DOCUMENT PASSAGE →
□ □ □
Yet we continue to NOT talk about male infertility with as much rigor as we do a female’s, although there could be a lot going on for a man to be infertile. One cause could be environmental. As we continue to interact with many factors in our lived environment, changes in a man’s biological makeup can affect sperm count or even the quality of sperm itself. One major contributor to such phenomena are elements such as bisphenol A (BPA) or phthalates, industrial chemicals commonly found in the plastics surrounding our lives on an everyday basis. Prolonged intake of steroids, which pump into men’s bodies synthetic testosterone, can also dramatically reduce sperm count. Sportsmen, beware! And sometimes, it could just be heavy use of insecticides.
The minimal level of a healthy sperm count in adult males is about 40 million. However, fertility scientists seem to believe that environmental influences may be largely responsible for the observed reduction in sperm count from approximately 100 million (1973) to 47 million (2011) and is believed to continue to decline, as results from a 50-country study show. It is possible to observe absolutely zero traces of sperm in some men because of environmental or biological reasons, reducing their chances of fertilizing an egg to nil. Yet, for some men, one or multiple blockages in sperm ducts can restrain sperm from “accessing transport” when the event calls for it. The sperm keep dying pretty much the way a vasectomy works. Left unchecked, a man could live his life believing he were never fertile his whole life even when a simple surgical procedure could have been performed to clear the way.
□ □ □
GIVEN RECORDS →
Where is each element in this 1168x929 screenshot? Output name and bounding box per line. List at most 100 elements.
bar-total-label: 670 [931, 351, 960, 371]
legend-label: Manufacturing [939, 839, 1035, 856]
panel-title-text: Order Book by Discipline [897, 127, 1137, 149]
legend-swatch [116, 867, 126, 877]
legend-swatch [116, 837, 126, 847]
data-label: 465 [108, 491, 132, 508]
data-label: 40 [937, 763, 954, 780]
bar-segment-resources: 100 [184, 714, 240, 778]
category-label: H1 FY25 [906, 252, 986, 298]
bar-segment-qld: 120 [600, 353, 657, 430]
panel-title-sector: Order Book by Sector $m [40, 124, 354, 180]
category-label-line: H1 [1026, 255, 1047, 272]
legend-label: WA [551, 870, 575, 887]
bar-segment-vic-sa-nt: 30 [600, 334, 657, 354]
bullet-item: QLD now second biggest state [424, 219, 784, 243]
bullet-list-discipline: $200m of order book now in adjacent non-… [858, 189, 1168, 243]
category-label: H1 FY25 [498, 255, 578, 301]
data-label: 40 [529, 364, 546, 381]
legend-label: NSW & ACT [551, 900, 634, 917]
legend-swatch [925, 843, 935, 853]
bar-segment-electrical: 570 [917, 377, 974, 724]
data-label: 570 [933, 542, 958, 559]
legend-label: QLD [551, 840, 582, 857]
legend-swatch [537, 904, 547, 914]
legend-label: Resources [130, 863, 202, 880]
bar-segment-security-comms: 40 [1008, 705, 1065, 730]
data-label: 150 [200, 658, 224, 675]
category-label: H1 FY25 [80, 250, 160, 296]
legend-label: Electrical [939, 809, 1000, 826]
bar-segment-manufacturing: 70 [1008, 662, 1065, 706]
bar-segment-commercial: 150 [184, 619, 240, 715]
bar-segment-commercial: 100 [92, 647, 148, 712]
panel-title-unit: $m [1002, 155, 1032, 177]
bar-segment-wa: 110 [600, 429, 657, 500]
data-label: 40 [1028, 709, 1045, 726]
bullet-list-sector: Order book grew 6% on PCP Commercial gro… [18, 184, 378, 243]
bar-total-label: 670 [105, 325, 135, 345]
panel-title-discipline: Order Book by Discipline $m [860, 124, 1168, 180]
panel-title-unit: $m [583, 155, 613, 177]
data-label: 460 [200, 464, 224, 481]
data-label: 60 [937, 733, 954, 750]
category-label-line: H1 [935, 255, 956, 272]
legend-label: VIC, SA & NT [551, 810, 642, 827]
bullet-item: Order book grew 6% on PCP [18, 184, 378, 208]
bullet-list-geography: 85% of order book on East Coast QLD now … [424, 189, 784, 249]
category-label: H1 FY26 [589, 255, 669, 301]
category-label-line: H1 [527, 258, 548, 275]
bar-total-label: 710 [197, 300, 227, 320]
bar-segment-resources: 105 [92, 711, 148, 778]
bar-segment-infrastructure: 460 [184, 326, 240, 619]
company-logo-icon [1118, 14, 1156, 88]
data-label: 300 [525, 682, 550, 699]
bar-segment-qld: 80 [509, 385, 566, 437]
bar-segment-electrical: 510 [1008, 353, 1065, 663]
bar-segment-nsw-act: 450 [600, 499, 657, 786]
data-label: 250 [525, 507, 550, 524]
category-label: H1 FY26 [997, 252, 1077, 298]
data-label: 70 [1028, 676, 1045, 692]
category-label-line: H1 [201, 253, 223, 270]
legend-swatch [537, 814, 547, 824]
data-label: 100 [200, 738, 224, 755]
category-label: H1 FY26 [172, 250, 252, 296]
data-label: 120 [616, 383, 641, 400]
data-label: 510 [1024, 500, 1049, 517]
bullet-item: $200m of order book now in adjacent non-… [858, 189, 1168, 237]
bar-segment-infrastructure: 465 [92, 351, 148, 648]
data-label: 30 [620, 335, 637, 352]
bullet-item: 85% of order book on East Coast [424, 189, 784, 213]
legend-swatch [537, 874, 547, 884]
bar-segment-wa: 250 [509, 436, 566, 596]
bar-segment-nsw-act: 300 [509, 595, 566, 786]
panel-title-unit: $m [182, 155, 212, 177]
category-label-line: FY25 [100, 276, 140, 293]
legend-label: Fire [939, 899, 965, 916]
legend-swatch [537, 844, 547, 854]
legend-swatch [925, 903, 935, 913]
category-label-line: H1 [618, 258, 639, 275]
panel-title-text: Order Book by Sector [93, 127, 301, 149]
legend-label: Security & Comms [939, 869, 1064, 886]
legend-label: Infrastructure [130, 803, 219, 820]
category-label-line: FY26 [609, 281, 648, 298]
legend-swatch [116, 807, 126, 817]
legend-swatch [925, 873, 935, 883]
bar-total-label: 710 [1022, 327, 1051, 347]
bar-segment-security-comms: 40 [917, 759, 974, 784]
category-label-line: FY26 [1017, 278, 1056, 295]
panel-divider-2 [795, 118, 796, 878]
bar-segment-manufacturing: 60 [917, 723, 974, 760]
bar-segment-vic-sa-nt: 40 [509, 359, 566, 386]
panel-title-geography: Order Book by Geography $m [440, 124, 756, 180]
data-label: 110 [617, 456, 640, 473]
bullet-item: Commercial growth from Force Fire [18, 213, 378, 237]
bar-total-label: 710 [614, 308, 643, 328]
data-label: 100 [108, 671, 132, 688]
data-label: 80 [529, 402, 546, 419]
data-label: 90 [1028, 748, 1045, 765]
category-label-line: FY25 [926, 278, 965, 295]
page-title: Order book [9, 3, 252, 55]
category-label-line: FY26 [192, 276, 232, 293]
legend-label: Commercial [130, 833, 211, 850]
□ □ □
EXERCISE REQUIREMENTS →
- a) In the passage on male infertility, what is the minimum healthy sperm count for adult males?
- b) In the male infertility passage, rewrite the section starting with "The minimal level" and going on through "clear the way.", replacing "blockages" with "obstructions".
- c) Extend the text on male infertility, picking up right after its final sentence.

ANSWERS IN ORDER →
- a) About 40 million.

- b)
The minimal level of a healthy sperm count in adult males is about 40 million. However, fertility scientists seem to believe that environmental influences may be largely responsible for the observed reduction in sperm count from approximately 100 million (1973) to 47 million (2011) and is believed to continue to decline, as results from a 50-country study show. It is possible to observe absolutely zero traces of sperm in some men because of environmental or biological reasons, reducing their chances of fertilizing an egg to nil. Yet, for some men, one or multiple obstructions in sperm ducts can restrain sperm from “accessing transport” when the event calls for it. The sperm keep dying pretty much the way a vasectomy works. Left unchecked, a man could live his life believing he were never fertile his whole life even when a simple surgical procedure could have been performed to clear the way.

- c)
For reasons such as these, it’s important that men quickly consider themselves as viable contributors to a couple’s infertility.
There’s absolutely everything under the sun that could limit a man’s ability to reproduce and the factors could be as many as those affecting women. Yet the community and household politics of handling infertility are usually applied by assigning blame on the female sex because the art of childbirth has been conceived as a power issue – a gender role – just as much as washing dishes has. Failure to deliver this basic social requirement can be treated almost as a threat to a family or an entire clan, which means the one to blame for it is usually subjected to so much malevolence from those that count on the expectation.
Men need not think that they are a failure when they can’t father a child. Neither should they expect they have a duty to do for the world, which they will have not fulfilled due to a natural predicament beyond their control.
And, more importantly, it’s crucial that societies don’t synonymize all infertility with female infertility as soon as a fertility problem hits the waves because Mr. Ngwira’s happens to be only one among many cases.